EXERCISE DESCRIPTION:
Of the lines in these entries, how many contain the string "INTERNET"? Give the number and nothing else.

DATA ROWS:
--------

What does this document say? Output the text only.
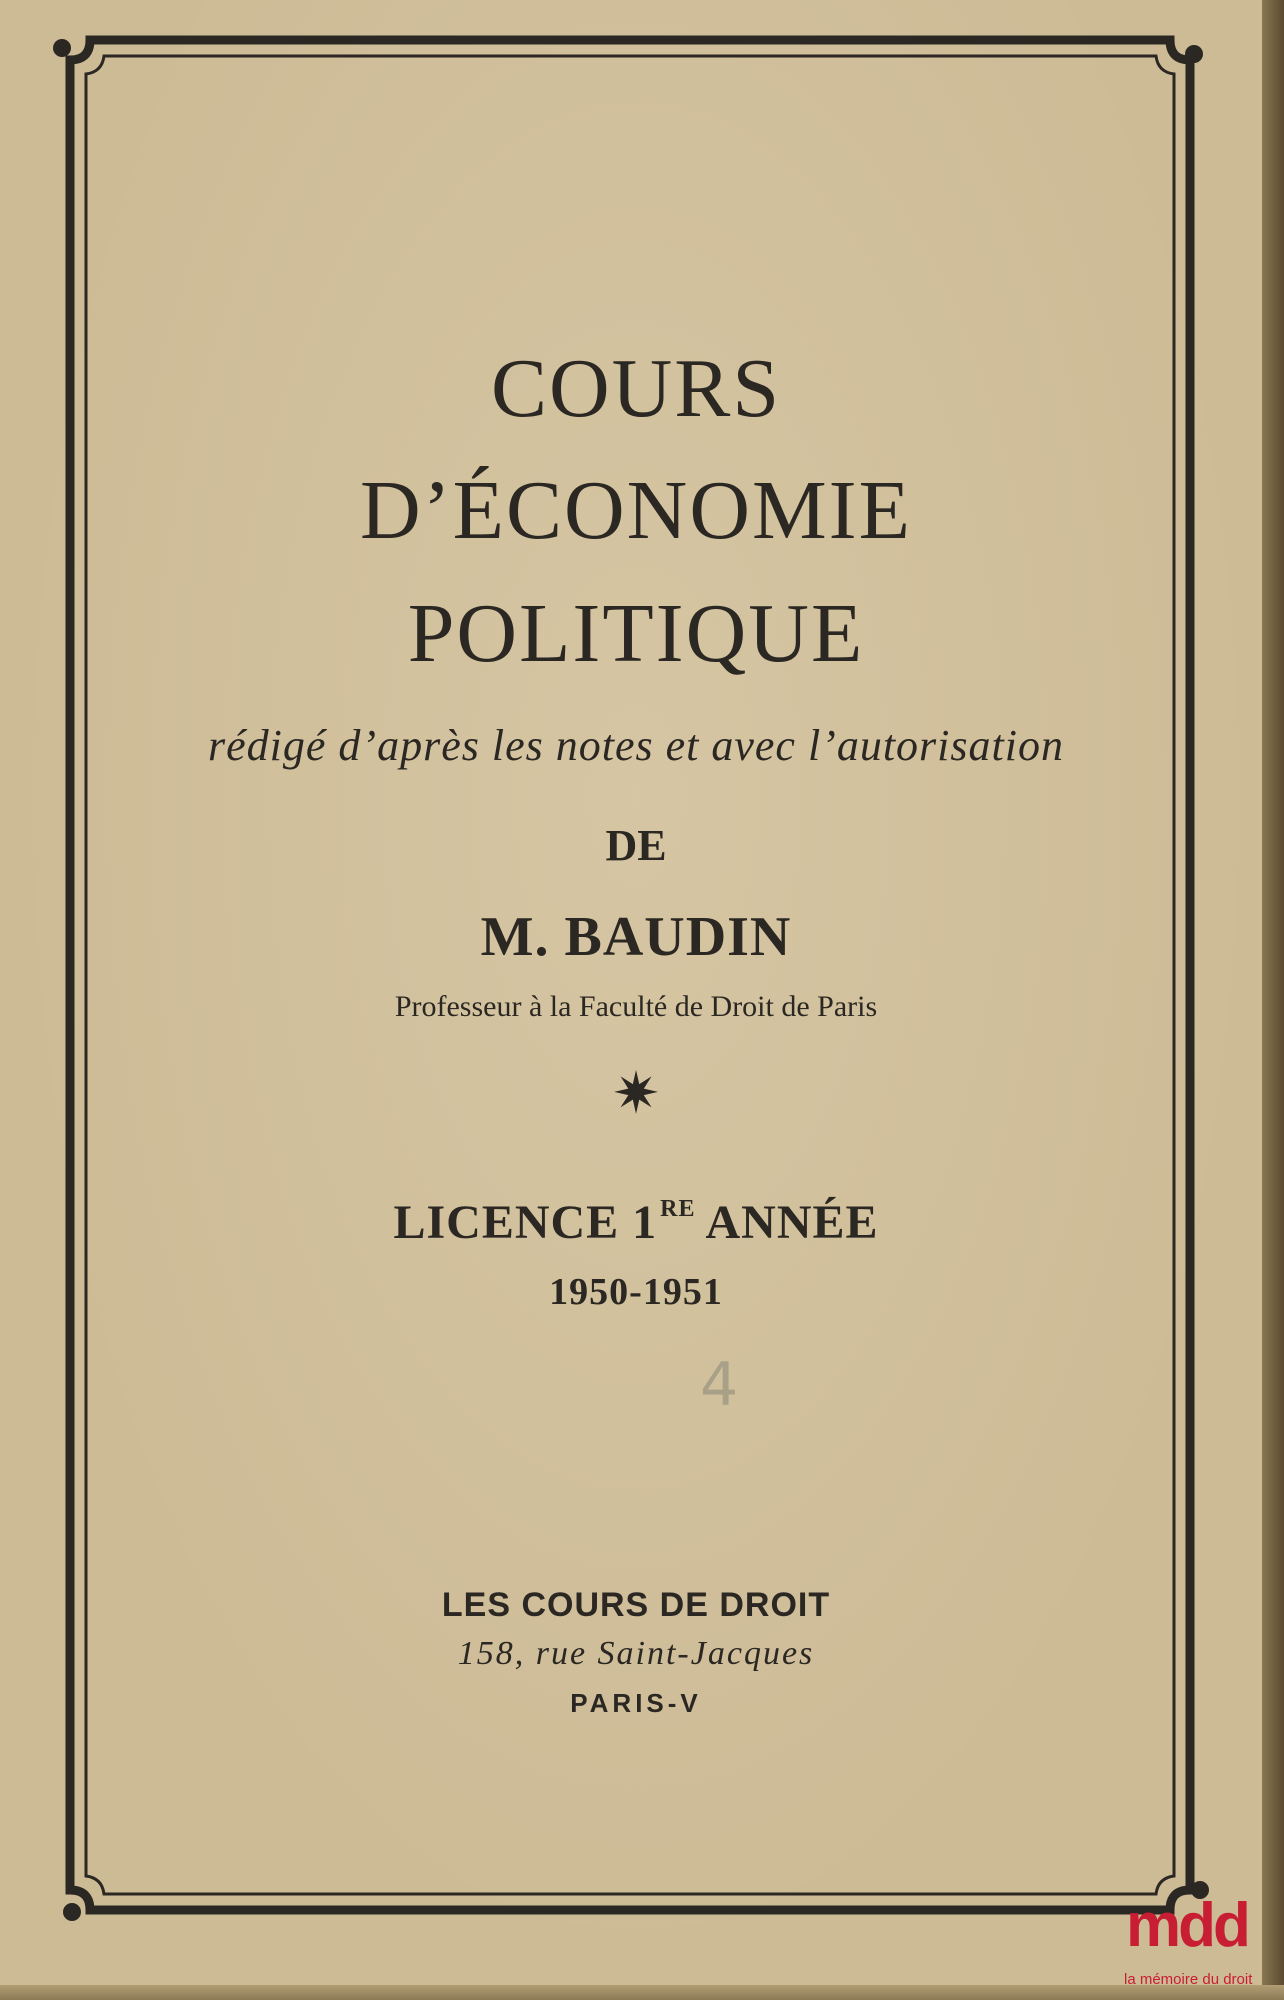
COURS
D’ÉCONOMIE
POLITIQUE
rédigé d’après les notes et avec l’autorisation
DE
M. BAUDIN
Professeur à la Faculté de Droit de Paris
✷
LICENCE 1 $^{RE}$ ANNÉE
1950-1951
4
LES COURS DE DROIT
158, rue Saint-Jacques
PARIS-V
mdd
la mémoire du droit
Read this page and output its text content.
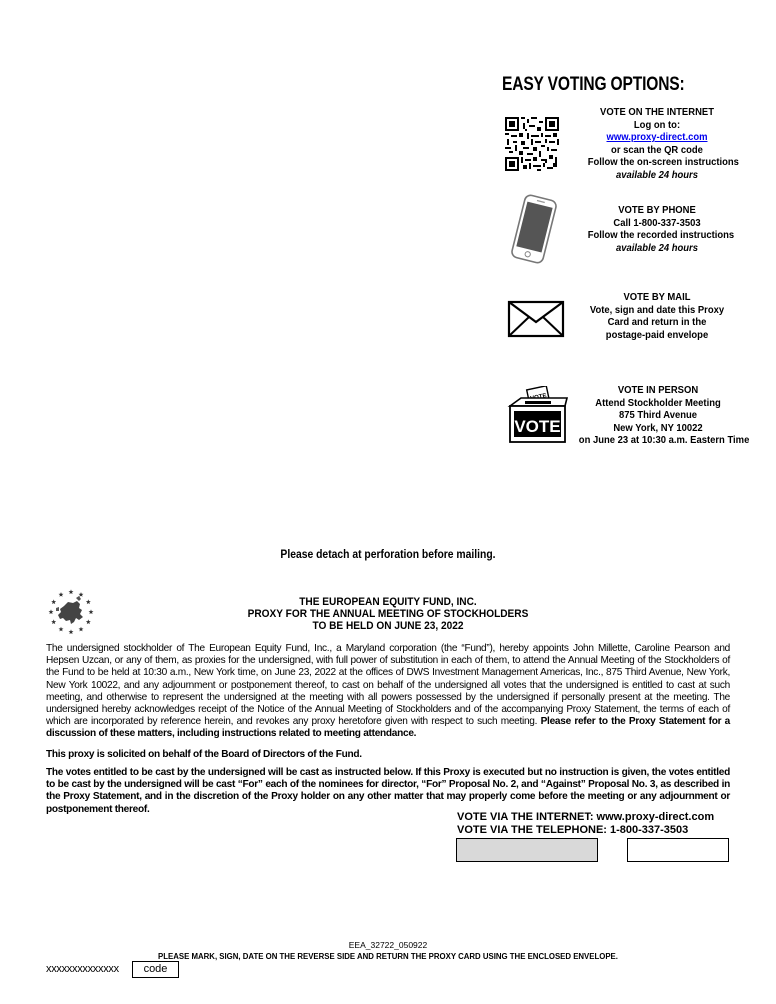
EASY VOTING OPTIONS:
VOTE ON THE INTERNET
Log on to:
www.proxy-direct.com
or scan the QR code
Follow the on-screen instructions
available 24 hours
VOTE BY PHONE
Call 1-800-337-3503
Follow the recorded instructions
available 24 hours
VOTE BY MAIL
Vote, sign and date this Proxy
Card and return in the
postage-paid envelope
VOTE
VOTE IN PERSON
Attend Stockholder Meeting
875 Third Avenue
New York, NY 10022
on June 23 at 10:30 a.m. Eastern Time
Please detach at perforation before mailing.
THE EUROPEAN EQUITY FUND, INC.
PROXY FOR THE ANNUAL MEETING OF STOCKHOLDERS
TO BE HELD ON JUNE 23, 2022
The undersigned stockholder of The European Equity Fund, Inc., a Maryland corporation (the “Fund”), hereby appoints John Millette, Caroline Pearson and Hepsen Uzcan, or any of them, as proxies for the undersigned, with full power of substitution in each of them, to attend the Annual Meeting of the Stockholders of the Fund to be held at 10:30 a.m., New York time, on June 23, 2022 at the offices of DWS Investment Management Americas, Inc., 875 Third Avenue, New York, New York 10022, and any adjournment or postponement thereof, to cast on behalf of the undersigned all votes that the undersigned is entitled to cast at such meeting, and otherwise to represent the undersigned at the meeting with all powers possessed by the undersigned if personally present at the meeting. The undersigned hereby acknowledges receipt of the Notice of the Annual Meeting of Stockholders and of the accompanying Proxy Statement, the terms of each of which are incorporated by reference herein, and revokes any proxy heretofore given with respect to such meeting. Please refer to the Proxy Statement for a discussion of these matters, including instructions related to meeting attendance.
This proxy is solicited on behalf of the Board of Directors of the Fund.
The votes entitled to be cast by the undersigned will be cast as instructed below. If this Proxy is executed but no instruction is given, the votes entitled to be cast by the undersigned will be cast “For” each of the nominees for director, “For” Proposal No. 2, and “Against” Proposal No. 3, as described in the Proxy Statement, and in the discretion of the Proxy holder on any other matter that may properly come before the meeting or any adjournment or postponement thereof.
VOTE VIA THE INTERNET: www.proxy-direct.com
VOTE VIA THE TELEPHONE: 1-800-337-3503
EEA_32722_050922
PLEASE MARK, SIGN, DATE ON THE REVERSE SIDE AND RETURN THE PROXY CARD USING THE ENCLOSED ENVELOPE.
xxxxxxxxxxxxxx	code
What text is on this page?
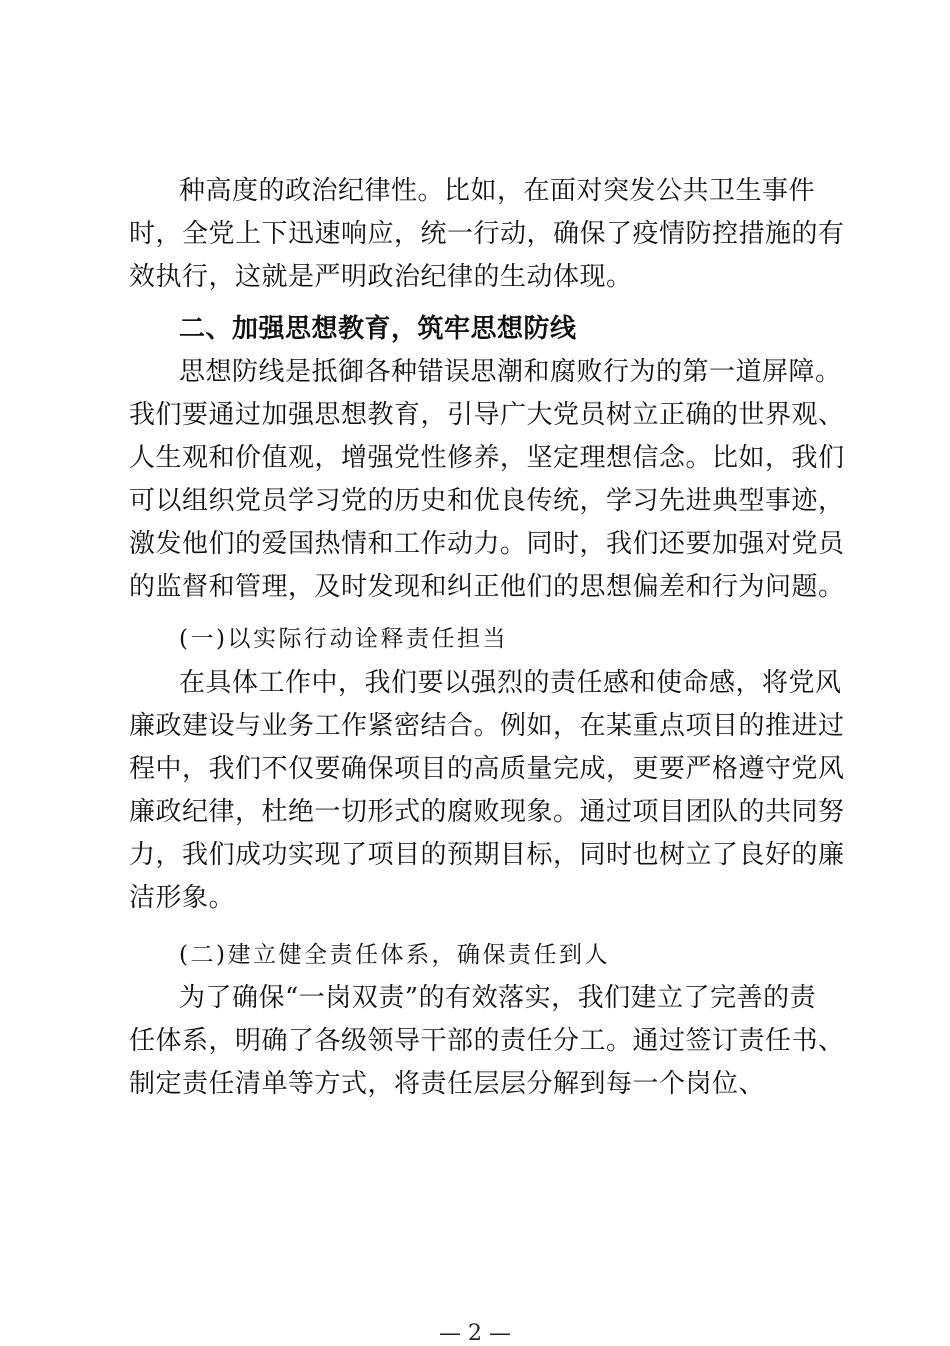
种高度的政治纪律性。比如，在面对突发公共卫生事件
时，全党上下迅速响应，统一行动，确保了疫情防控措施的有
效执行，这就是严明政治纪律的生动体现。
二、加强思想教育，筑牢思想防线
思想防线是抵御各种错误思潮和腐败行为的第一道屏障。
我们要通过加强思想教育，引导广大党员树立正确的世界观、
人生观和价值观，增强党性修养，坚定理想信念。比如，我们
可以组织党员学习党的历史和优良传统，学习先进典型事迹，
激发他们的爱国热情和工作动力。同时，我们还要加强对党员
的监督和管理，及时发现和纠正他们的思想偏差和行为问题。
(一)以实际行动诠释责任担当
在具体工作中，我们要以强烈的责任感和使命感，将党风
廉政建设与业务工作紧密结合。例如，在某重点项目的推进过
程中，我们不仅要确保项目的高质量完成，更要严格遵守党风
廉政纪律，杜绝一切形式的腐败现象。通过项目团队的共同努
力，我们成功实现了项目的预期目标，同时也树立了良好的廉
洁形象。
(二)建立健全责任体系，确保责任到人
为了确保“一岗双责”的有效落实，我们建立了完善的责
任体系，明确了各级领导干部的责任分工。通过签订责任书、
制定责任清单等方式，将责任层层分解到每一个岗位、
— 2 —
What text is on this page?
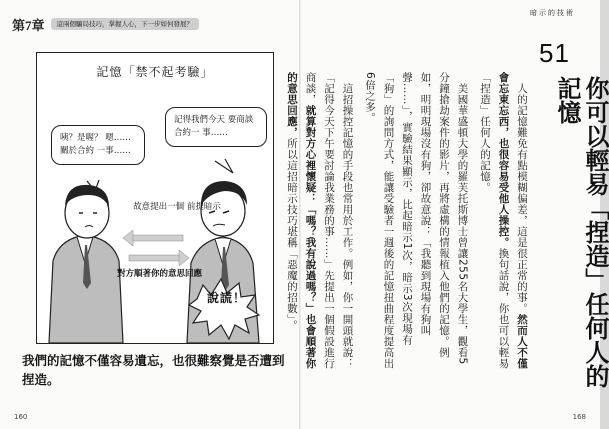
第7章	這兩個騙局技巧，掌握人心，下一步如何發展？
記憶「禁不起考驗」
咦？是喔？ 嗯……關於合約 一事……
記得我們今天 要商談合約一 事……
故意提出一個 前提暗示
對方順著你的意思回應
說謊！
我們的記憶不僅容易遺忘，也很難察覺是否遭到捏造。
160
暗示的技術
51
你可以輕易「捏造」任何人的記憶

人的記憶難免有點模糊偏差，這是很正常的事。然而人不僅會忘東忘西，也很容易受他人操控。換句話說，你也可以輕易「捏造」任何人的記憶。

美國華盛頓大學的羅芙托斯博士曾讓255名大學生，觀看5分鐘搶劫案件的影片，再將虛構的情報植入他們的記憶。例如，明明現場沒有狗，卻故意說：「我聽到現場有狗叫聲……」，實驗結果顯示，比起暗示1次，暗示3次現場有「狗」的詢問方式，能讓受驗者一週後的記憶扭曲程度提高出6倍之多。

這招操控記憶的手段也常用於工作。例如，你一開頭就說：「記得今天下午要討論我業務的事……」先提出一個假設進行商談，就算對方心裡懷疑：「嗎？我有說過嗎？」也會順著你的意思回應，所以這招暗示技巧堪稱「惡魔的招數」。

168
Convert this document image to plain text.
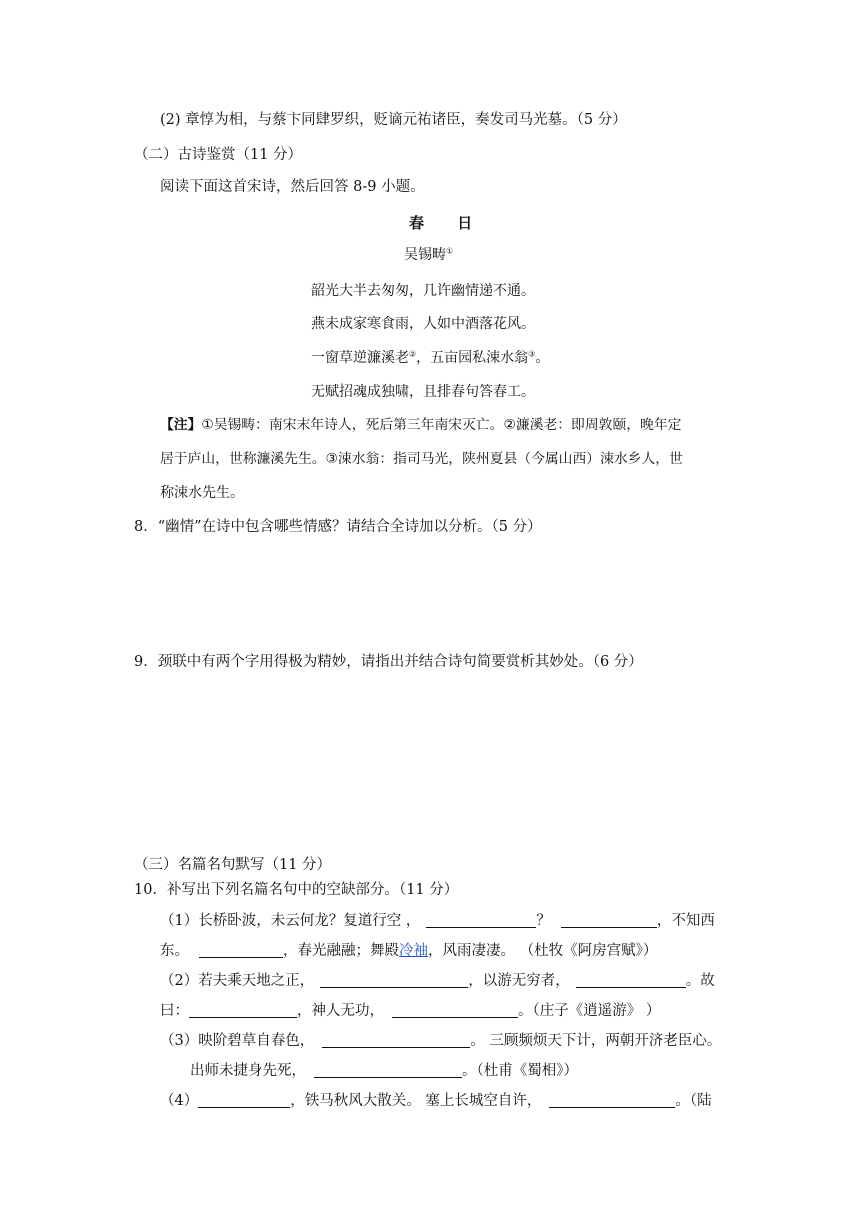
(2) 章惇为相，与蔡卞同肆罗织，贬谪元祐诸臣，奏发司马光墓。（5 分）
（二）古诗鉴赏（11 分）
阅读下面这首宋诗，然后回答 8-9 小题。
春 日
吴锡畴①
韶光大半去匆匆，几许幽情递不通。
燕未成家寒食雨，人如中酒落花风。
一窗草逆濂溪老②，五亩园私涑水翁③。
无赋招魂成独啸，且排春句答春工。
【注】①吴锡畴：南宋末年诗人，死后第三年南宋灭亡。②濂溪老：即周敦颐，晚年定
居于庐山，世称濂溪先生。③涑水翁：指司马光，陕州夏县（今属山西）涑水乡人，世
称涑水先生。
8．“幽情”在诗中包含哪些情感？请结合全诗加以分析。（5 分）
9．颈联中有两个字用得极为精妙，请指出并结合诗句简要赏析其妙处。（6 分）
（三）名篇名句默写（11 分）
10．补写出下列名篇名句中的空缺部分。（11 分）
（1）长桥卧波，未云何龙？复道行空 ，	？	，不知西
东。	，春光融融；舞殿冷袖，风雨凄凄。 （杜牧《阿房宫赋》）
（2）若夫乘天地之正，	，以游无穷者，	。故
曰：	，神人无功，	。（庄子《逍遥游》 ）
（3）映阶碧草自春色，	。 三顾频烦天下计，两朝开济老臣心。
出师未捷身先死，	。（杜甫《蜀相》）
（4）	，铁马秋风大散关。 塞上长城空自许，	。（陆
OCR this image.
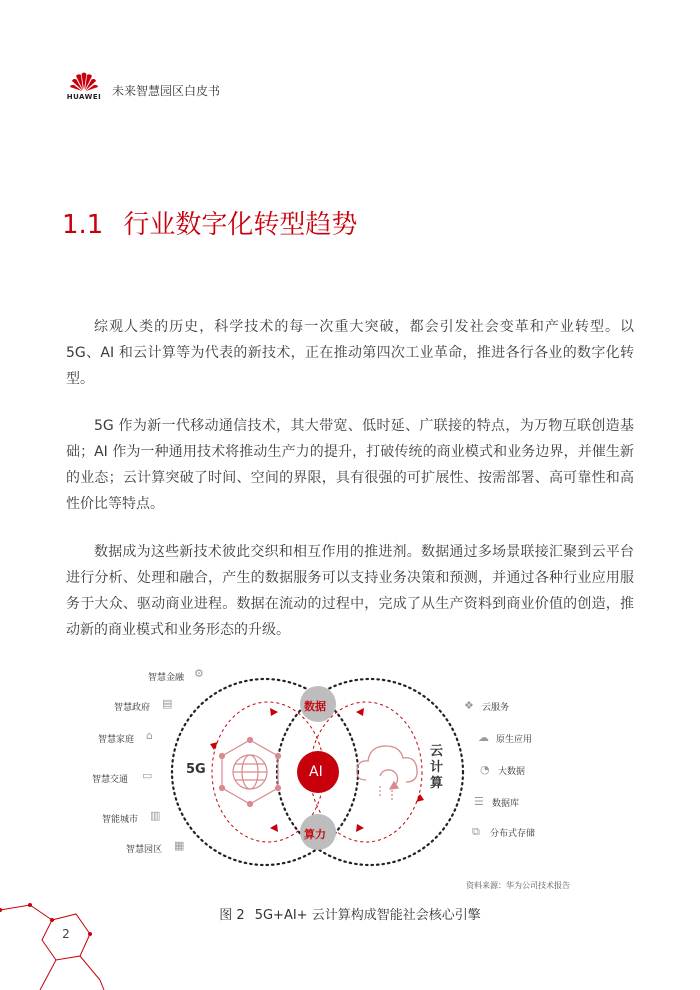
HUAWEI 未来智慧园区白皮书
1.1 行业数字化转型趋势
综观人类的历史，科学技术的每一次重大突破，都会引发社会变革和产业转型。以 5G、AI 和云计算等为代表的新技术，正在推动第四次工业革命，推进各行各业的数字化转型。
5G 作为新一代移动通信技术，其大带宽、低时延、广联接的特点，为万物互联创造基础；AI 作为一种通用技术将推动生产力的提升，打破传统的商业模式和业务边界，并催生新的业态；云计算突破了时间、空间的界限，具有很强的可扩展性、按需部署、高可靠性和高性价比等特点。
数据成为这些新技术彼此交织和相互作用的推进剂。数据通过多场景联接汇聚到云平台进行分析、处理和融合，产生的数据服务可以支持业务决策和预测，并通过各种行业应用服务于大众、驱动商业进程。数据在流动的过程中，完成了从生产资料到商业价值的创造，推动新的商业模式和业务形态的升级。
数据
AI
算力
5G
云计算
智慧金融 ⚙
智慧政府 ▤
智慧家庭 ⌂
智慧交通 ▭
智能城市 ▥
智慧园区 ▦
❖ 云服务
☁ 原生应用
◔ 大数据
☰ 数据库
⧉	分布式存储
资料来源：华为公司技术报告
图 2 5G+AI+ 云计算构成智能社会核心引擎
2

--------

SOLUTION:
2